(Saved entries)
###

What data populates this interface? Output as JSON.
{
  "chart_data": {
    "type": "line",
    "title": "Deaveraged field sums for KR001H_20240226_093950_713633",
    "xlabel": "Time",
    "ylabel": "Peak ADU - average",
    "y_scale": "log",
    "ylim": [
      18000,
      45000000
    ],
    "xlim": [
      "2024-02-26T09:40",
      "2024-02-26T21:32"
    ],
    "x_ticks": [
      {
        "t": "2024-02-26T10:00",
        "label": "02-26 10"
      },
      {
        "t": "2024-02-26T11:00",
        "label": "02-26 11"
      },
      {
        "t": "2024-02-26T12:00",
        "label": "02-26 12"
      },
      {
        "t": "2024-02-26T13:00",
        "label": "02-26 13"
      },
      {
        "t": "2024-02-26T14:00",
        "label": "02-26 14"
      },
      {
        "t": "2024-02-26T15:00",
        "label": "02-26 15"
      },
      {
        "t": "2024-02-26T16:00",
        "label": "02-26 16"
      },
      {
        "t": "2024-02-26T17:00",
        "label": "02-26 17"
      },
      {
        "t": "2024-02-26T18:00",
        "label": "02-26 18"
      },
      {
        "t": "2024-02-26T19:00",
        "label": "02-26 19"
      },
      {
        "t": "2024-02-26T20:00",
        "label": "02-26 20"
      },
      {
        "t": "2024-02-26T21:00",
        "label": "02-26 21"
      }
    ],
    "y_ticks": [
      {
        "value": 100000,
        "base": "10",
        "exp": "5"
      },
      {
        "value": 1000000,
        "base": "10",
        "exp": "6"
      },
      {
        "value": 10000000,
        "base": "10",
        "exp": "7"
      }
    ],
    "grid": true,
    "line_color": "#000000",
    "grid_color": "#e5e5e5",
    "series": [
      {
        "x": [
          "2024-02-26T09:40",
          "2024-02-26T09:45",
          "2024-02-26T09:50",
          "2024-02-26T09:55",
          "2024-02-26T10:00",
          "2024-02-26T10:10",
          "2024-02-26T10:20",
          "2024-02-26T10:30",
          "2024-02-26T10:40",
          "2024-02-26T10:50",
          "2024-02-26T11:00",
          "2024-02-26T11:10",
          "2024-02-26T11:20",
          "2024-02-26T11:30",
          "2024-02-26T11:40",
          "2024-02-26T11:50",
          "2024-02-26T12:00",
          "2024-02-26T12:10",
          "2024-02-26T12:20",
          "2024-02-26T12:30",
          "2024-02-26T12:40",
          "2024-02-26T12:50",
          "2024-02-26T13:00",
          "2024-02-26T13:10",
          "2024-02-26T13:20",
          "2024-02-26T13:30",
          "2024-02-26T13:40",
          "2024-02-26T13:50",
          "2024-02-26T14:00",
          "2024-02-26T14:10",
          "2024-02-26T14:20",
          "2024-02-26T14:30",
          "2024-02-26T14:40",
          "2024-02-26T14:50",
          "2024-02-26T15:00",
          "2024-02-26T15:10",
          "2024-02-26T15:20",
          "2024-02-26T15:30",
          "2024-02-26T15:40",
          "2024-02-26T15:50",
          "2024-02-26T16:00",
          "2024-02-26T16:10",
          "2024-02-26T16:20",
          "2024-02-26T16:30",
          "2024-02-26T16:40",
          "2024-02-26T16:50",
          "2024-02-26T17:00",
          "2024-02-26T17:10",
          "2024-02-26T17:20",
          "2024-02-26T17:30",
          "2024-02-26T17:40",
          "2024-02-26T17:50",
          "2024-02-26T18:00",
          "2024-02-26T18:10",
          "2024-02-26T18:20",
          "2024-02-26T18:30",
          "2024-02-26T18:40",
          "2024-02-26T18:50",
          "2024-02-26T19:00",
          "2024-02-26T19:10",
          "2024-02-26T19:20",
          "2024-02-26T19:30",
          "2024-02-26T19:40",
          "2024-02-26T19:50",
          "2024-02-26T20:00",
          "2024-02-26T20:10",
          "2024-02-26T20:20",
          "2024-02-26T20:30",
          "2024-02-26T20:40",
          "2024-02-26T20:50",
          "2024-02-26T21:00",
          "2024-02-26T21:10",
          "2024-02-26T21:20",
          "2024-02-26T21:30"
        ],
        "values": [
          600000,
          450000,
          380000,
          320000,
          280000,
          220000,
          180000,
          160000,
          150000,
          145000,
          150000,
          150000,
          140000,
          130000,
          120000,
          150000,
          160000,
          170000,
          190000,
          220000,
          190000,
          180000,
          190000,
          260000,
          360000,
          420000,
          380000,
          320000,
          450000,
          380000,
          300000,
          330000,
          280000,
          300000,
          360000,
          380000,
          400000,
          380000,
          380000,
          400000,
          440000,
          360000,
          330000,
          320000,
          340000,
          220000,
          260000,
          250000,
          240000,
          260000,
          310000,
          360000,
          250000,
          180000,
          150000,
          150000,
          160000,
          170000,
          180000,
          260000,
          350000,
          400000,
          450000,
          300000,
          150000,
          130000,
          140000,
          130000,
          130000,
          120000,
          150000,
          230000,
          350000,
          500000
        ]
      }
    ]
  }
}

###

* **DIRECTION**
Each line of the material should be duplicated exactly, please.

* **SOLUTION**
What data populates this interface? Output as JSON.
{
  "chart_data": {
    "type": "line",
    "title": "Deaveraged field sums for KR001H_20240226_093950_713633",
    "xlabel": "Time",
    "ylabel": "Peak ADU - average",
    "y_scale": "log",
    "ylim": [
      18000,
      45000000
    ],
    "xlim": [
      "2024-02-26T09:40",
      "2024-02-26T21:32"
    ],
    "x_ticks": [
      {
        "t": "2024-02-26T10:00",
        "label": "02-26 10"
      },
      {
        "t": "2024-02-26T11:00",
        "label": "02-26 11"
      },
      {
        "t": "2024-02-26T12:00",
        "label": "02-26 12"
      },
      {
        "t": "2024-02-26T13:00",
        "label": "02-26 13"
      },
      {
        "t": "2024-02-26T14:00",
        "label": "02-26 14"
      },
      {
        "t": "2024-02-26T15:00",
        "label": "02-26 15"
      },
      {
        "t": "2024-02-26T16:00",
        "label": "02-26 16"
      },
      {
        "t": "2024-02-26T17:00",
        "label": "02-26 17"
      },
      {
        "t": "2024-02-26T18:00",
        "label": "02-26 18"
      },
      {
        "t": "2024-02-26T19:00",
        "label": "02-26 19"
      },
      {
        "t": "2024-02-26T20:00",
        "label": "02-26 20"
      },
      {
        "t": "2024-02-26T21:00",
        "label": "02-26 21"
      }
    ],
    "y_ticks": [
      {
        "value": 100000,
        "base": "10",
        "exp": "5"
      },
      {
        "value": 1000000,
        "base": "10",
        "exp": "6"
      },
      {
        "value": 10000000,
        "base": "10",
        "exp": "7"
      }
    ],
    "grid": true,
    "line_color": "#000000",
    "grid_color": "#e5e5e5",
    "series": [
      {
        "x": [
          "2024-02-26T09:40",
          "2024-02-26T09:45",
          "2024-02-26T09:50",
          "2024-02-26T09:55",
          "2024-02-26T10:00",
          "2024-02-26T10:10",
          "2024-02-26T10:20",
          "2024-02-26T10:30",
          "2024-02-26T10:40",
          "2024-02-26T10:50",
          "2024-02-26T11:00",
          "2024-02-26T11:10",
          "2024-02-26T11:20",
          "2024-02-26T11:30",
          "2024-02-26T11:40",
          "2024-02-26T11:50",
          "2024-02-26T12:00",
          "2024-02-26T12:10",
          "2024-02-26T12:20",
          "2024-02-26T12:30",
          "2024-02-26T12:40",
          "2024-02-26T12:50",
          "2024-02-26T13:00",
          "2024-02-26T13:10",
          "2024-02-26T13:20",
          "2024-02-26T13:30",
          "2024-02-26T13:40",
          "2024-02-26T13:50",
          "2024-02-26T14:00",
          "2024-02-26T14:10",
          "2024-02-26T14:20",
          "2024-02-26T14:30",
          "2024-02-26T14:40",
          "2024-02-26T14:50",
          "2024-02-26T15:00",
          "2024-02-26T15:10",
          "2024-02-26T15:20",
          "2024-02-26T15:30",
          "2024-02-26T15:40",
          "2024-02-26T15:50",
          "2024-02-26T16:00",
          "2024-02-26T16:10",
          "2024-02-26T16:20",
          "2024-02-26T16:30",
          "2024-02-26T16:40",
          "2024-02-26T16:50",
          "2024-02-26T17:00",
          "2024-02-26T17:10",
          "2024-02-26T17:20",
          "2024-02-26T17:30",
          "2024-02-26T17:40",
          "2024-02-26T17:50",
          "2024-02-26T18:00",
          "2024-02-26T18:10",
          "2024-02-26T18:20",
          "2024-02-26T18:30",
          "2024-02-26T18:40",
          "2024-02-26T18:50",
          "2024-02-26T19:00",
          "2024-02-26T19:10",
          "2024-02-26T19:20",
          "2024-02-26T19:30",
          "2024-02-26T19:40",
          "2024-02-26T19:50",
          "2024-02-26T20:00",
          "2024-02-26T20:10",
          "2024-02-26T20:20",
          "2024-02-26T20:30",
          "2024-02-26T20:40",
          "2024-02-26T20:50",
          "2024-02-26T21:00",
          "2024-02-26T21:10",
          "2024-02-26T21:20",
          "2024-02-26T21:30"
        ],
        "values": [
          600000,
          450000,
          380000,
          320000,
          280000,
          220000,
          180000,
          160000,
          150000,
          145000,
          150000,
          150000,
          140000,
          130000,
          120000,
          150000,
          160000,
          170000,
          190000,
          220000,
          190000,
          180000,
          190000,
          260000,
          360000,
          420000,
          380000,
          320000,
          450000,
          380000,
          300000,
          330000,
          280000,
          300000,
          360000,
          380000,
          400000,
          380000,
          380000,
          400000,
          440000,
          360000,
          330000,
          320000,
          340000,
          220000,
          260000,
          250000,
          240000,
          260000,
          310000,
          360000,
          250000,
          180000,
          150000,
          150000,
          160000,
          170000,
          180000,
          260000,
          350000,
          400000,
          450000,
          300000,
          150000,
          130000,
          140000,
          130000,
          130000,
          120000,
          150000,
          230000,
          350000,
          500000
        ]
      }
    ]
  }
}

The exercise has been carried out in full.